● Collected data entries:
<<<<
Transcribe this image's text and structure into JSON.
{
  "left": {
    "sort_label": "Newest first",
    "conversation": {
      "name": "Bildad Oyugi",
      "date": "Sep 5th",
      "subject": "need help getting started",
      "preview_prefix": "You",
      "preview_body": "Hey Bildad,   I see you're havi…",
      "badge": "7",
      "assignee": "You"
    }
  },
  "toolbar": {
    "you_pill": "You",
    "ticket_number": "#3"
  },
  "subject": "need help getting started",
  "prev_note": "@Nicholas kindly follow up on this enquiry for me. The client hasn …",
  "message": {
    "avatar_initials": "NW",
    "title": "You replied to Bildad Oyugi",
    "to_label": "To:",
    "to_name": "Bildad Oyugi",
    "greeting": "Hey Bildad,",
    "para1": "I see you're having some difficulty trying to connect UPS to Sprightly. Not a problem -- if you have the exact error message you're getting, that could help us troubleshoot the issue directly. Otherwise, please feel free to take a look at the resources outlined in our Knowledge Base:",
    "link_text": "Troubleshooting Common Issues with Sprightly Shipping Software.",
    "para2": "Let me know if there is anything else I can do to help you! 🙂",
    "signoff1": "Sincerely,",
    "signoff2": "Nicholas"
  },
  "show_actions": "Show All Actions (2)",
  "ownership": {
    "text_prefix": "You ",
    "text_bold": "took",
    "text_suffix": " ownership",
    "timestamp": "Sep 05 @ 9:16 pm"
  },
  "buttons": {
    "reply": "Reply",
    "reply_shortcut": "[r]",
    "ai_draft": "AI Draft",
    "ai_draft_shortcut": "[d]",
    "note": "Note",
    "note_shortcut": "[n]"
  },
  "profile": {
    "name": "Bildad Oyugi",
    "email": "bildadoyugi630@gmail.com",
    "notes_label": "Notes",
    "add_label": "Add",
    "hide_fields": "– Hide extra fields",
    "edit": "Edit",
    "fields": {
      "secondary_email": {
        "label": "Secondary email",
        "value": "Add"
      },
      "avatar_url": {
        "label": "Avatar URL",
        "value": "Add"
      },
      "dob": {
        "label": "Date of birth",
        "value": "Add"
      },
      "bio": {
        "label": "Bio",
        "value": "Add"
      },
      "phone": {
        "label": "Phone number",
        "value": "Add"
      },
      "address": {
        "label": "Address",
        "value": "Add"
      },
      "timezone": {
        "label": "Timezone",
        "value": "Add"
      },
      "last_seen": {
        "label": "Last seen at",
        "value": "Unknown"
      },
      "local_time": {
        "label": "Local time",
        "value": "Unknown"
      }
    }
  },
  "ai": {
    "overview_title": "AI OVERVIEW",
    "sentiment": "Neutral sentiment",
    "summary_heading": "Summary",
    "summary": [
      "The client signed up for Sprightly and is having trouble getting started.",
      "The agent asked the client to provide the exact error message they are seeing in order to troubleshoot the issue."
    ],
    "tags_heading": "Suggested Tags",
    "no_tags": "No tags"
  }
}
>>>>
● DIRECTIVE: Retype the data in full and match it exactly.

● EXERCISE ANSWER:
Transcribe this image's text and structure into JSON.
{
  "left": {
    "sort_label": "Newest first",
    "conversation": {
      "name": "Bildad Oyugi",
      "date": "Sep 5th",
      "subject": "need help getting started",
      "preview_prefix": "You",
      "preview_body": "Hey Bildad,   I see you're havi…",
      "badge": "7",
      "assignee": "You"
    }
  },
  "toolbar": {
    "you_pill": "You",
    "ticket_number": "#3"
  },
  "subject": "need help getting started",
  "prev_note": "@Nicholas kindly follow up on this enquiry for me. The client hasn …",
  "message": {
    "avatar_initials": "NW",
    "title": "You replied to Bildad Oyugi",
    "to_label": "To:",
    "to_name": "Bildad Oyugi",
    "greeting": "Hey Bildad,",
    "para1": "I see you're having some difficulty trying to connect UPS to Sprightly. Not a problem -- if you have the exact error message you're getting, that could help us troubleshoot the issue directly. Otherwise, please feel free to take a look at the resources outlined in our Knowledge Base:",
    "link_text": "Troubleshooting Common Issues with Sprightly Shipping Software.",
    "para2": "Let me know if there is anything else I can do to help you! 🙂",
    "signoff1": "Sincerely,",
    "signoff2": "Nicholas"
  },
  "show_actions": "Show All Actions (2)",
  "ownership": {
    "text_prefix": "You ",
    "text_bold": "took",
    "text_suffix": " ownership",
    "timestamp": "Sep 05 @ 9:16 pm"
  },
  "buttons": {
    "reply": "Reply",
    "reply_shortcut": "[r]",
    "ai_draft": "AI Draft",
    "ai_draft_shortcut": "[d]",
    "note": "Note",
    "note_shortcut": "[n]"
  },
  "profile": {
    "name": "Bildad Oyugi",
    "email": "bildadoyugi630@gmail.com",
    "notes_label": "Notes",
    "add_label": "Add",
    "hide_fields": "– Hide extra fields",
    "edit": "Edit",
    "fields": {
      "secondary_email": {
        "label": "Secondary email",
        "value": "Add"
      },
      "avatar_url": {
        "label": "Avatar URL",
        "value": "Add"
      },
      "dob": {
        "label": "Date of birth",
        "value": "Add"
      },
      "bio": {
        "label": "Bio",
        "value": "Add"
      },
      "phone": {
        "label": "Phone number",
        "value": "Add"
      },
      "address": {
        "label": "Address",
        "value": "Add"
      },
      "timezone": {
        "label": "Timezone",
        "value": "Add"
      },
      "last_seen": {
        "label": "Last seen at",
        "value": "Unknown"
      },
      "local_time": {
        "label": "Local time",
        "value": "Unknown"
      }
    }
  },
  "ai": {
    "overview_title": "AI OVERVIEW",
    "sentiment": "Neutral sentiment",
    "summary_heading": "Summary",
    "summary": [
      "The client signed up for Sprightly and is having trouble getting started.",
      "The agent asked the client to provide the exact error message they are seeing in order to troubleshoot the issue."
    ],
    "tags_heading": "Suggested Tags",
    "no_tags": "No tags"
  }
}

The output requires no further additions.